## Isi Latihan
**a.** Menurut kutipan tentang program pertanian partai-partai, apa yang diinginkan PAN supaya seluruh warga negara bisa memiliki akses terhadap tanah?
**b.** Tuliskan ulang bagian kutipan tentang program pertanian partai-partai tanpa diubah, mulai dari kata-kata yang memuat "Selanjutnya PPP, dalam" dan berhenti setelah "di sektor pertanian.".

## Kutipan Pilihan
····················

Partai Golkar mencoba menyadari bahwa pembangunan ekonomi yang terlampau menekankan pertumbuhan dengan tulang punggung konglomerasi telah membawa Indonesia ke dalam krisis ekonomi sangat parah. Karena itu, partai ini mendukung upaya seperti menyempurnakan struktur produksi dan jaringan produksi serta mengubah pola konsumsi yang mengarah pada kemandirian nasional; mengatasi krisis pangan nasional melalui keterjangkauan dan daya beli masyarakat serta penetapan lahan pertanian abadi; mengatasi krisis pengangguran dan kemiskinan, antara lain dengan meningkatkan agrobisnis, agroindustri, dan pariwisata; serta upaya lain yang berbasis sumber daya alam dan pertanian.
Selanjutnya PPP, dalam program ekonominya, menyebutkan perlunya pengupayaan swasembada pangan dengan peningkatan produksi dan diversifikasi pangan serta peningkatan produksi bahan kebutuhan pokok lainnya, juga mendorong agar tetap diusahakan proyek padat karya di sektor pertanian.
Sementara itu, PKB, dalam garis perjuangannya, memperjuangkan agar pemerintah melaksanakan Undang-Undang Pokok Agraria secara konsisten dan segera menerbitkan peraturan-peraturan pelaksanaannya yang tidak bertentangan dengan undang-undang. Bahkan, partai ini juga memperjuangkan agar negara menjamin adanya pengakuan hak milik rakyat atas tanah. Sedangkan PAN menginginkan diselenggarakannya reformasi agraria agar seluruh warga negara bisa memiliki akses terhadap tanah. Penguasaan berlebihan atas tanah mesti dibatasi dan pelaksanaan Undang-Undang Pokok Agraria secara konsisten dan pengakuan hak ulayat dapat menjadi langkah awal penataan tanah di Indonesia.
Terakhir, PBB, dalam program umumnya di bidang ekonomi, menyebutkan kewajiban memajukan bidang pertanian, peternakan, dan perikanan serta mengembangkan ekonomi pedesaan sebagai pusat produksi dan agroindustri yang sesuai dengan potensi komoditi di wilayah masing-masing.

····················

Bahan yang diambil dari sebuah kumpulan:
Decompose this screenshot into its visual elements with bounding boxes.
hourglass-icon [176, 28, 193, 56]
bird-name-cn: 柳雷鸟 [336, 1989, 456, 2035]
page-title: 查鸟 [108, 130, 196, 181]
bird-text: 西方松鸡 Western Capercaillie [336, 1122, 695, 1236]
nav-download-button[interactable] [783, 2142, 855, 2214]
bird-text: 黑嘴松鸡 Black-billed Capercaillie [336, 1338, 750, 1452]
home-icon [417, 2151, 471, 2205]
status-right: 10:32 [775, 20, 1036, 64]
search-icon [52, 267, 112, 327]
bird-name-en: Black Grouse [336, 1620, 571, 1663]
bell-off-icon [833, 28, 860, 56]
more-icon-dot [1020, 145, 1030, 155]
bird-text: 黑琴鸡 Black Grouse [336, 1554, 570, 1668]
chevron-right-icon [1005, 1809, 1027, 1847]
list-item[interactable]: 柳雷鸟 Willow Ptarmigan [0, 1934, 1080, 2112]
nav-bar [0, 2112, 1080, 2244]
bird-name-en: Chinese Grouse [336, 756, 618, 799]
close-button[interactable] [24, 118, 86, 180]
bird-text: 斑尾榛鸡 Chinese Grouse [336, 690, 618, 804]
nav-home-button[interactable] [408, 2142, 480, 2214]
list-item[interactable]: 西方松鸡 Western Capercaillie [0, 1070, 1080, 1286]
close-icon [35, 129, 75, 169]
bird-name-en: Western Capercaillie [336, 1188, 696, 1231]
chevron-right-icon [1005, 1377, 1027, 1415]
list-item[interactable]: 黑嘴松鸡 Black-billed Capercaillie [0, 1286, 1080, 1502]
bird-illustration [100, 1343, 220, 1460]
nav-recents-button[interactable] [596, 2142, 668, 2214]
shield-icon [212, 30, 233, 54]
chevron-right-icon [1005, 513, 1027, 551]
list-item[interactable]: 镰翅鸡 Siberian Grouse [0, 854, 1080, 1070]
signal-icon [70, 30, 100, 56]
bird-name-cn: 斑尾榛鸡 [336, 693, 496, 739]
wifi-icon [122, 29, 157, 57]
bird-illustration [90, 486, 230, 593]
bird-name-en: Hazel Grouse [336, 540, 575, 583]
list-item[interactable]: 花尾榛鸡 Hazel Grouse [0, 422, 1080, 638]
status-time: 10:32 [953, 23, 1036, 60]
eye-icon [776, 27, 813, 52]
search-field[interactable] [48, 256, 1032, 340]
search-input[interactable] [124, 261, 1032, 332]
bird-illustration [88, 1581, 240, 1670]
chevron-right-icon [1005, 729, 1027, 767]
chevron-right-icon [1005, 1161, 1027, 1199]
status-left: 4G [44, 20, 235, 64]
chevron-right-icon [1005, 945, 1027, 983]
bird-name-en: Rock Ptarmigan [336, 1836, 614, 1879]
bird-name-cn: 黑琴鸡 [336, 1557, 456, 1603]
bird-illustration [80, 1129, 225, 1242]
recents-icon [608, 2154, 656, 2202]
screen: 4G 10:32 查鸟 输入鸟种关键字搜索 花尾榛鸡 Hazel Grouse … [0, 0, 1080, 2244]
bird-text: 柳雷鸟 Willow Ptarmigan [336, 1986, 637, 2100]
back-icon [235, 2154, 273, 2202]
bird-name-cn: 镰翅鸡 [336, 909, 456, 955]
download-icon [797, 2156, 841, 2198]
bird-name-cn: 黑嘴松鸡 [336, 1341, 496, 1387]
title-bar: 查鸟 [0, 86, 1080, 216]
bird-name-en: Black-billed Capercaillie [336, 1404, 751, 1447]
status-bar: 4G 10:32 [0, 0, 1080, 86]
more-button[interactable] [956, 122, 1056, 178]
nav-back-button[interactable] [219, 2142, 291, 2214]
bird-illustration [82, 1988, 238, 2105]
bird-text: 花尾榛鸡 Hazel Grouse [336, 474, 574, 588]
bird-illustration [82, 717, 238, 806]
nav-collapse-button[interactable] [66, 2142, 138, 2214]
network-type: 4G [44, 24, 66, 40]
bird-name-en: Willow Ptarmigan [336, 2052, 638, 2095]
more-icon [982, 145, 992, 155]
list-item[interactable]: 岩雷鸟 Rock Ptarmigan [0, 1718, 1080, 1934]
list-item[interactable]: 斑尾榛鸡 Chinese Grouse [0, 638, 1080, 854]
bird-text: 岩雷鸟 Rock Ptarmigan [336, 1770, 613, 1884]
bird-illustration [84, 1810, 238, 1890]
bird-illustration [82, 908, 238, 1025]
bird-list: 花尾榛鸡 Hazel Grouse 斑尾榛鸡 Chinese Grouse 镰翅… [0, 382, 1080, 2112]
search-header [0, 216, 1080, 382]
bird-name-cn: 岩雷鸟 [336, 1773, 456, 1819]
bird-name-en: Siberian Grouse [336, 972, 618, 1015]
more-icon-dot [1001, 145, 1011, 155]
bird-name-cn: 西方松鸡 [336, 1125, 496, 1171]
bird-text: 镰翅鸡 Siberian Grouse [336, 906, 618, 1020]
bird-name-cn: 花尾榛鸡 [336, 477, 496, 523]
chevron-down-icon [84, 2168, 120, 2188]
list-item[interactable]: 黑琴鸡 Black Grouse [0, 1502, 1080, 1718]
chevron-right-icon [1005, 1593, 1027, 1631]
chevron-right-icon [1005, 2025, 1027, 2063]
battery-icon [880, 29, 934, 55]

····················

## Jawaban Soal
**a.** PAN menginginkan diselenggarakannya reformasi agraria.

**b.**
Selanjutnya PPP, dalam program ekonominya, menyebutkan perlunya pengupayaan swasembada pangan dengan peningkatan produksi dan diversifikasi pangan serta peningkatan produksi bahan kebutuhan pokok lainnya, juga mendorong agar tetap diusahakan proyek padat karya di sektor pertanian.